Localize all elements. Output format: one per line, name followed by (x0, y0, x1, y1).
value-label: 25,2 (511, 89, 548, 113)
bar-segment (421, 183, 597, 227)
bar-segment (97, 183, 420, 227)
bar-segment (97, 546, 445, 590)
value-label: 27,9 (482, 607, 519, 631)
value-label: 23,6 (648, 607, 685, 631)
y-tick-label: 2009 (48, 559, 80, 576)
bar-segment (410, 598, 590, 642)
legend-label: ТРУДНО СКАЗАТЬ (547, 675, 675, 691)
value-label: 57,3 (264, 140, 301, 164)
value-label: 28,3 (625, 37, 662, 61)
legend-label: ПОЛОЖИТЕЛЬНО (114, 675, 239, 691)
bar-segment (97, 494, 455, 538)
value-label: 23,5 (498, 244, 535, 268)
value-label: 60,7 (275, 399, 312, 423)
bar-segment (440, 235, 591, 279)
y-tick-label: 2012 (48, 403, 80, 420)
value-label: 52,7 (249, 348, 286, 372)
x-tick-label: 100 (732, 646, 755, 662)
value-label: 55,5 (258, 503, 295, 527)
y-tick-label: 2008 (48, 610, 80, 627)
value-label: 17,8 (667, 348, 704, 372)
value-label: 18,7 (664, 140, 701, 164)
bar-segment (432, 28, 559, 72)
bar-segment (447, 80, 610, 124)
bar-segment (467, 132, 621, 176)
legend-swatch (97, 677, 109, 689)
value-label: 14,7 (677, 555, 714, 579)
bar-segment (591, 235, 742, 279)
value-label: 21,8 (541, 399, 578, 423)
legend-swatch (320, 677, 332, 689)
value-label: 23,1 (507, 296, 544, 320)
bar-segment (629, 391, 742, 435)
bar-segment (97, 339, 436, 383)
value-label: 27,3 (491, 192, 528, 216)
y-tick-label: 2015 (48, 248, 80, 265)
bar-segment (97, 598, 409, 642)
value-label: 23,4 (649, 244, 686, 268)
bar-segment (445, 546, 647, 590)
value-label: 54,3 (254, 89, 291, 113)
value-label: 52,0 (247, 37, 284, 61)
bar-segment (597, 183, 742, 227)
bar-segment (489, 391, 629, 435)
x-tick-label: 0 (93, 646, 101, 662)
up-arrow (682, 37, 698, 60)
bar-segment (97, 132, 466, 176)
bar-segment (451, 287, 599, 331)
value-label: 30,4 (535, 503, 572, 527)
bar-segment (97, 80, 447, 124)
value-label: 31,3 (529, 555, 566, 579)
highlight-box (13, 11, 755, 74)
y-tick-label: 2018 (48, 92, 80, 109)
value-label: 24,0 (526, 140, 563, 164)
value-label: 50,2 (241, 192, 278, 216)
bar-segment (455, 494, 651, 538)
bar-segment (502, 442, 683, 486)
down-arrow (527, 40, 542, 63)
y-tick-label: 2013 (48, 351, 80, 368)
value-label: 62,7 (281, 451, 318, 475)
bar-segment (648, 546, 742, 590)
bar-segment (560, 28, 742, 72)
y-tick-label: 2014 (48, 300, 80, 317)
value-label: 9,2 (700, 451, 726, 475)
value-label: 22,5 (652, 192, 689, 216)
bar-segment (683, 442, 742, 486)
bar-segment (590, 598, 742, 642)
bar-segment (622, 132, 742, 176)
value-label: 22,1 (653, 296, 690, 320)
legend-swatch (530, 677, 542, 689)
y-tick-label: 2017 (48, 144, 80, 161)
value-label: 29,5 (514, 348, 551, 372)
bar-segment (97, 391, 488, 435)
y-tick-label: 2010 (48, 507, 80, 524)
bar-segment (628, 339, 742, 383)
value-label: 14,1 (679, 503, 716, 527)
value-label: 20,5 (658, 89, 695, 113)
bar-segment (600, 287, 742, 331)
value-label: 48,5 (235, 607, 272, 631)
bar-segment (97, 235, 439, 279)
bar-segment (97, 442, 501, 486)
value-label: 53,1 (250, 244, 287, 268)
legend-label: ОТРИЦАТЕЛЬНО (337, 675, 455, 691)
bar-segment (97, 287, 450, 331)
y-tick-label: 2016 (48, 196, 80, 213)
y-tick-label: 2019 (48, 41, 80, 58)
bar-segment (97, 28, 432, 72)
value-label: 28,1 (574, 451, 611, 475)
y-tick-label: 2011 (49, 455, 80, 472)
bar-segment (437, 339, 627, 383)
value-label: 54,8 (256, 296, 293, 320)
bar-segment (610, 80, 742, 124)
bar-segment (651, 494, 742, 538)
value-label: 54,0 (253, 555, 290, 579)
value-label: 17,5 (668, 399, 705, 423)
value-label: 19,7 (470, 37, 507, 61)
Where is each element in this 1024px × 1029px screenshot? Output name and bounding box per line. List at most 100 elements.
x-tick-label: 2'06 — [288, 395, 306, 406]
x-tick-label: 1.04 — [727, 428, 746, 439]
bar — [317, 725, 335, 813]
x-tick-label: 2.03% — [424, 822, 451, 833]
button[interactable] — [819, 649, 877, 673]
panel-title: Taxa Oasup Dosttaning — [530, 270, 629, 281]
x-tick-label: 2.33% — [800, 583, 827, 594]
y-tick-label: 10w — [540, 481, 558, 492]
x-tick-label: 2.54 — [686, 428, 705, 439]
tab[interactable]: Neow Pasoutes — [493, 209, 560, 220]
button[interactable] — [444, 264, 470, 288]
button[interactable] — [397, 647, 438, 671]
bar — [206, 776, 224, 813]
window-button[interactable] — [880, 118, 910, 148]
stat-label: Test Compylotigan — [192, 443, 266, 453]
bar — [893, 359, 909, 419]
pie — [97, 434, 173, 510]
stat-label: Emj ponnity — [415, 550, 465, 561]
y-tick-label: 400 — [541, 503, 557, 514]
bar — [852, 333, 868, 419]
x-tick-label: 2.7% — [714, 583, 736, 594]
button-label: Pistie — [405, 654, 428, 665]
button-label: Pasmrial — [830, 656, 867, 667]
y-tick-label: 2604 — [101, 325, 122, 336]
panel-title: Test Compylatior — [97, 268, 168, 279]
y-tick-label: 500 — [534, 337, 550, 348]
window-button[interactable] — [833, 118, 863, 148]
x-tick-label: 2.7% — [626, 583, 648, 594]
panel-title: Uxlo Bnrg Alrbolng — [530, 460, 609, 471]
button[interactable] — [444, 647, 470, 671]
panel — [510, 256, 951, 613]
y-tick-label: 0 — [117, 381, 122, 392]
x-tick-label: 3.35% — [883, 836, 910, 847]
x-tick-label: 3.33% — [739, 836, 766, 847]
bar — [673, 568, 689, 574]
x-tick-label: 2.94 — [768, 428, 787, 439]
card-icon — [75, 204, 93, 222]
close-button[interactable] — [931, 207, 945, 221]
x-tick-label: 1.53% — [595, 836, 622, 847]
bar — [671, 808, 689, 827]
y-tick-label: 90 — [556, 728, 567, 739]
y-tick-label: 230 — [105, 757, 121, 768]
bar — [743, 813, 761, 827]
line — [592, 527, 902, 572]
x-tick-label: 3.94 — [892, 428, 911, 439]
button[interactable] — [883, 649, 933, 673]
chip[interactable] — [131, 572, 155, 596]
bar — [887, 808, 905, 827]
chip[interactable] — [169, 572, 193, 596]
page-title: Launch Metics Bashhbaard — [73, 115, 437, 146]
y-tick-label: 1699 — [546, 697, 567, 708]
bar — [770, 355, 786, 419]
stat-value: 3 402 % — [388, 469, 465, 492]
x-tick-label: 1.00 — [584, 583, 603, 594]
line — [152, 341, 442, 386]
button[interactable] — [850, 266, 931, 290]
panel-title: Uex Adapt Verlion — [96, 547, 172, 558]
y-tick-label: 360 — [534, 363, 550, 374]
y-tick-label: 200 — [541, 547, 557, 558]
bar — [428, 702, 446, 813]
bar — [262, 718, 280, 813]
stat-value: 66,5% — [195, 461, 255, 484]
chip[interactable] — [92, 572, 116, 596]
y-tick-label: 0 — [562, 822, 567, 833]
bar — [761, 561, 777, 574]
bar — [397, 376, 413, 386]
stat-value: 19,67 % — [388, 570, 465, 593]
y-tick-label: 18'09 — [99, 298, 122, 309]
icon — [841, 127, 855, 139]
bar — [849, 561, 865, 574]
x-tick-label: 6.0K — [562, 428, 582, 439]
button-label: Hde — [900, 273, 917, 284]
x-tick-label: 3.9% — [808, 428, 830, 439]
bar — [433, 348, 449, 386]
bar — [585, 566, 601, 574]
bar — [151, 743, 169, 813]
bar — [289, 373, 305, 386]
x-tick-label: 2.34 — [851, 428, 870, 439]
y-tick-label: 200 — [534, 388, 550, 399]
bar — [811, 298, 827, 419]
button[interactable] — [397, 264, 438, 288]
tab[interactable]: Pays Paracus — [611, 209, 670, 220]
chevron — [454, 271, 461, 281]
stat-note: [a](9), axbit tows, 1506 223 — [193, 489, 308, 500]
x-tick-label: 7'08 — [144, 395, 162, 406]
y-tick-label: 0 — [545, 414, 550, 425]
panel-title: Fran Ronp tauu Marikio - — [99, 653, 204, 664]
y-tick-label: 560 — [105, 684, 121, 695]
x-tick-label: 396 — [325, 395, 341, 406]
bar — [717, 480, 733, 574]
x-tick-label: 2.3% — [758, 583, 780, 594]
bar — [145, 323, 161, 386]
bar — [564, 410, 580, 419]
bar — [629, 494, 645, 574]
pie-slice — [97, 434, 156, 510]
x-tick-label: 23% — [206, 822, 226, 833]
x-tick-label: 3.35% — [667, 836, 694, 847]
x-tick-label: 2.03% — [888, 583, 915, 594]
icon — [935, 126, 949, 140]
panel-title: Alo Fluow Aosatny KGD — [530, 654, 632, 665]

-------------------------

- _What the exercise asks_: Starting with the first line of the material and going on through the line containing "bar-segment (440, 235, 591, 279)", express those lines as a JSON list of strings, one string per line with blank lines omitted and both ends included.

- _Problem solution_:
[
  "Localize all elements. Output format: one per line, name followed by (x0, y0, x1, y1).",
  "value-label: 25,2 (511, 89, 548, 113)",
  "bar-segment (421, 183, 597, 227)",
  "bar-segment (97, 183, 420, 227)",
  "bar-segment (97, 546, 445, 590)",
  "value-label: 27,9 (482, 607, 519, 631)",
  "value-label: 23,6 (648, 607, 685, 631)",
  "y-tick-label: 2009 (48, 559, 80, 576)",
  "bar-segment (410, 598, 590, 642)",
  "legend-label: ТРУДНО СКАЗАТЬ (547, 675, 675, 691)",
  "value-label: 57,3 (264, 140, 301, 164)",
  "value-label: 28,3 (625, 37, 662, 61)",
  "legend-label: ПОЛОЖИТЕЛЬНО (114, 675, 239, 691)",
  "bar-segment (97, 494, 455, 538)",
  "value-label: 23,5 (498, 244, 535, 268)",
  "value-label: 60,7 (275, 399, 312, 423)",
  "bar-segment (440, 235, 591, 279)"
]